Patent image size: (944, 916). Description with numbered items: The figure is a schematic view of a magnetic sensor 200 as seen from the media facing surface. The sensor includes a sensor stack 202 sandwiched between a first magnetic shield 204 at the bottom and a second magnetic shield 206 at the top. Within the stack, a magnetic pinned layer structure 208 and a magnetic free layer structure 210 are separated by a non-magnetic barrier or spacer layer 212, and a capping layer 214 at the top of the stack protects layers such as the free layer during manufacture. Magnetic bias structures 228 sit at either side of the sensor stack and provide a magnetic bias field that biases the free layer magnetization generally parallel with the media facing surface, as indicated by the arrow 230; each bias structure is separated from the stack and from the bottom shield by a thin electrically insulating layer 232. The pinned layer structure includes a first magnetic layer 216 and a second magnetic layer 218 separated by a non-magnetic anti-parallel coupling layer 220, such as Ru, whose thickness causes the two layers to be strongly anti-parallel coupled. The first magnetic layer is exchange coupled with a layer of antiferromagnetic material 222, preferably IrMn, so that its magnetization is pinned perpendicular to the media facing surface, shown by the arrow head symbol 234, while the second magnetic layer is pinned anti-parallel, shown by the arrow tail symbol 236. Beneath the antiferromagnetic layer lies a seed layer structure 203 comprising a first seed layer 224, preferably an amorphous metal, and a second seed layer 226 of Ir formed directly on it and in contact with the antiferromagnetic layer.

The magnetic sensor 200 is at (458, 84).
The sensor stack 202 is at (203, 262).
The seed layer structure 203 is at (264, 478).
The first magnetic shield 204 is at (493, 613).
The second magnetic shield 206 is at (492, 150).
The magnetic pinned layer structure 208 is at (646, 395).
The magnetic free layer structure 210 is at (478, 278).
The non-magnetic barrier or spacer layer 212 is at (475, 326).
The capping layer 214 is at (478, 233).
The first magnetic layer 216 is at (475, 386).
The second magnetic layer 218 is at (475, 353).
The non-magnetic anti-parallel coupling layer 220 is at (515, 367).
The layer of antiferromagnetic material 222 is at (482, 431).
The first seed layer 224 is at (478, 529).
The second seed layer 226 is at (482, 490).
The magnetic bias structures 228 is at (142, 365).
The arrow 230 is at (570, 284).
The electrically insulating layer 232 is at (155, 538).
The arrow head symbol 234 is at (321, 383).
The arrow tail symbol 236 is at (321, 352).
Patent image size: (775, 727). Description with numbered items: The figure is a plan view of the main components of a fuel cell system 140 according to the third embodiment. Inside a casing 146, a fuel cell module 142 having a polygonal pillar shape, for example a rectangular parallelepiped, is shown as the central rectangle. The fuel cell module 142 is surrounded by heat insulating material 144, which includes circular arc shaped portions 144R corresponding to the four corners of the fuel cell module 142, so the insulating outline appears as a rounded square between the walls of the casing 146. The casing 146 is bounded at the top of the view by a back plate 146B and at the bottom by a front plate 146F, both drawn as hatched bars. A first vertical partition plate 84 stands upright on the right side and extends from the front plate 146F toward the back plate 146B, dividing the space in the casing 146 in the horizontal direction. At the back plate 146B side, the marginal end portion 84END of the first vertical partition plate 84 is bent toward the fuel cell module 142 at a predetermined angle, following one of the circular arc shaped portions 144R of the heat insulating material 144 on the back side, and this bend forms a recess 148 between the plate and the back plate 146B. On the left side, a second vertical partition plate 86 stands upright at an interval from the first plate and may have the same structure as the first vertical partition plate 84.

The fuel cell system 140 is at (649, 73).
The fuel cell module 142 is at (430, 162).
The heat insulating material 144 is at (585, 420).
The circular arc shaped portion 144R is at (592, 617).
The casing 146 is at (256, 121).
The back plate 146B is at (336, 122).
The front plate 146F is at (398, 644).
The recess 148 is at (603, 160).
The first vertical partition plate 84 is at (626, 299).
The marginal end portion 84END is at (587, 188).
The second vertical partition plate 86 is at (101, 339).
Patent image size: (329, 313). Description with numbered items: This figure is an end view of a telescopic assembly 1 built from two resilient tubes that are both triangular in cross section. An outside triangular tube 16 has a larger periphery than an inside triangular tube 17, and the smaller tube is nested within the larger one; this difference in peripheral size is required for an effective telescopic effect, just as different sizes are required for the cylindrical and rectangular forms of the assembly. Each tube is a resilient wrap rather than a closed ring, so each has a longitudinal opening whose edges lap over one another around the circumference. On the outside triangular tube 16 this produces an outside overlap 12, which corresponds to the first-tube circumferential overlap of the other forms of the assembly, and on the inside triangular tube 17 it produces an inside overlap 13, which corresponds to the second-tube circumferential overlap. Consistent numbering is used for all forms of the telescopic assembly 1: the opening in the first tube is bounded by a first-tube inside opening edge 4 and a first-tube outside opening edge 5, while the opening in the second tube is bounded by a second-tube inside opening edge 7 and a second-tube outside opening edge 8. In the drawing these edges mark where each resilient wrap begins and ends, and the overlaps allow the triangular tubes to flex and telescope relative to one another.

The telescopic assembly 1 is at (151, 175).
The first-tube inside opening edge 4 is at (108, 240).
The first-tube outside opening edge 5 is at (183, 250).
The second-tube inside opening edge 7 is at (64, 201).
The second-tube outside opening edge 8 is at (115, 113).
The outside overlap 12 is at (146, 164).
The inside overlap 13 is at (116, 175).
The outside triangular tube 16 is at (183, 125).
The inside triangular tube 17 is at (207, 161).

────────────────────

书面请求:
请将上面的清单全部转换为两列 CSV，列名分别为 input 和 output，每条占一行，input 放其文本，output 放其答案，每个字段都用引号括起，并把其中的换行替换为空格。

本题解答:
input,output
"Patent image size: (944, 916). Description with numbered items: The figure is a schematic view of a magnetic sensor 200 as seen from the media facing surface. The sensor includes a sensor stack 202 sandwiched between a first magnetic shield 204 at the bottom and a second magnetic shield 206 at the top. Within the stack, a magnetic pinned layer structure 208 and a magnetic free layer structure 210 are separated by a non-magnetic barrier or spacer layer 212, and a capping layer 214 at the top of the stack protects layers such as the free layer during manufacture. Magnetic bias structures 228 sit at either side of the sensor stack and provide a magnetic bias field that biases the free layer magnetization generally parallel with the media facing surface, as indicated by the arrow 230; each bias structure is separated from the stack and from the bottom shield by a thin electrically insulating layer 232. The pinned layer structure includes a first magnetic layer 216 and a second magnetic layer 218 separated by a non-magnetic anti-parallel coupling layer 220, such as Ru, whose thickness causes the two layers to be strongly anti-parallel coupled. The first magnetic layer is exchange coupled with a layer of antiferromagnetic material 222, preferably IrMn, so that its magnetization is pinned perpendicular to the media facing surface, shown by the arrow head symbol 234, while the second magnetic layer is pinned anti-parallel, shown by the arrow tail symbol 236. Beneath the antiferromagnetic layer lies a seed layer structure 203 comprising a first seed layer 224, preferably an amorphous metal, and a second seed layer 226 of Ir formed directly on it and in contact with the antiferromagnetic layer.","The magnetic sensor 200 is at (458, 84). The sensor stack 202 is at (203, 262). The seed layer structure 203 is at (264, 478). The first magnetic shield 204 is at (493, 613). The second magnetic shield 206 is at (492, 150). The magnetic pinned layer structure 208 is at (646, 395). The magnetic free layer structure 210 is at (478, 278). The non-magnetic barrier or spacer layer 212 is at (475, 326). The capping layer 214 is at (478, 233). The first magnetic layer 216 is at (475, 386). The second magnetic layer 218 is at (475, 353). The non-magnetic anti-parallel coupling layer 220 is at (515, 367). The layer of antiferromagnetic material 222 is at (482, 431). The first seed layer 224 is at (478, 529). The second seed layer 226 is at (482, 490). The magnetic bias structures 228 is at (142, 365). The arrow 230 is at (570, 284). The electrically insulating layer 232 is at (155, 538). The arrow head symbol 234 is at (321, 383). The arrow tail symbol 236 is at (321, 352)."
"Patent image size: (775, 727). Description with numbered items: The figure is a plan view of the main components of a fuel cell system 140 according to the third embodiment. Inside a casing 146, a fuel cell module 142 having a polygonal pillar shape, for example a rectangular parallelepiped, is shown as the central rectangle. The fuel cell module 142 is surrounded by heat insulating material 144, which includes circular arc shaped portions 144R corresponding to the four corners of the fuel cell module 142, so the insulating outline appears as a rounded square between the walls of the casing 146. The casing 146 is bounded at the top of the view by a back plate 146B and at the bottom by a front plate 146F, both drawn as hatched bars. A first vertical partition plate 84 stands upright on the right side and extends from the front plate 146F toward the back plate 146B, dividing the space in the casing 146 in the horizontal direction. At the back plate 146B side, the marginal end portion 84END of the first vertical partition plate 84 is bent toward the fuel cell module 142 at a predetermined angle, following one of the circular arc shaped portions 144R of the heat insulating material 144 on the back side, and this bend forms a recess 148 between the plate and the back plate 146B. On the left side, a second vertical partition plate 86 stands upright at an interval from the first plate and may have the same structure as the first vertical partition plate 84.","The fuel cell system 140 is at (649, 73). The fuel cell module 142 is at (430, 162). The heat insulating material 144 is at (585, 420). The circular arc shaped portion 144R is at (592, 617). The casing 146 is at (256, 121). The back plate 146B is at (336, 122). The front plate 146F is at (398, 644). The recess 148 is at (603, 160). The first vertical partition plate 84 is at (626, 299). The marginal end portion 84END is at (587, 188). The second vertical partition plate 86 is at (101, 339)."
"Patent image size: (329, 313). Description with numbered items: This figure is an end view of a telescopic assembly 1 built from two resilient tubes that are both triangular in cross section. An outside triangular tube 16 has a larger periphery than an inside triangular tube 17, and the smaller tube is nested within the larger one; this difference in peripheral size is required for an effective telescopic effect, just as different sizes are required for the cylindrical and rectangular forms of the assembly. Each tube is a resilient wrap rather than a closed ring, so each has a longitudinal opening whose edges lap over one another around the circumference. On the outside triangular tube 16 this produces an outside overlap 12, which corresponds to the first-tube circumferential overlap of the other forms of the assembly, and on the inside triangular tube 17 it produces an inside overlap 13, which corresponds to the second-tube circumferential overlap. Consistent numbering is used for all forms of the telescopic assembly 1: the opening in the first tube is bounded by a first-tube inside opening edge 4 and a first-tube outside opening edge 5, while the opening in the second tube is bounded by a second-tube inside opening edge 7 and a second-tube outside opening edge 8. In the drawing these edges mark where each resilient wrap begins and ends, and the overlaps allow the triangular tubes to flex and telescope relative to one another.","The telescopic assembly 1 is at (151, 175). The first-tube inside opening edge 4 is at (108, 240). The first-tube outside opening edge 5 is at (183, 250). The second-tube inside opening edge 7 is at (64, 201). The second-tube outside opening edge 8 is at (115, 113). The outside overlap 12 is at (146, 164). The inside overlap 13 is at (116, 175). The outside triangular tube 16 is at (183, 125). The inside triangular tube 17 is at (207, 161)."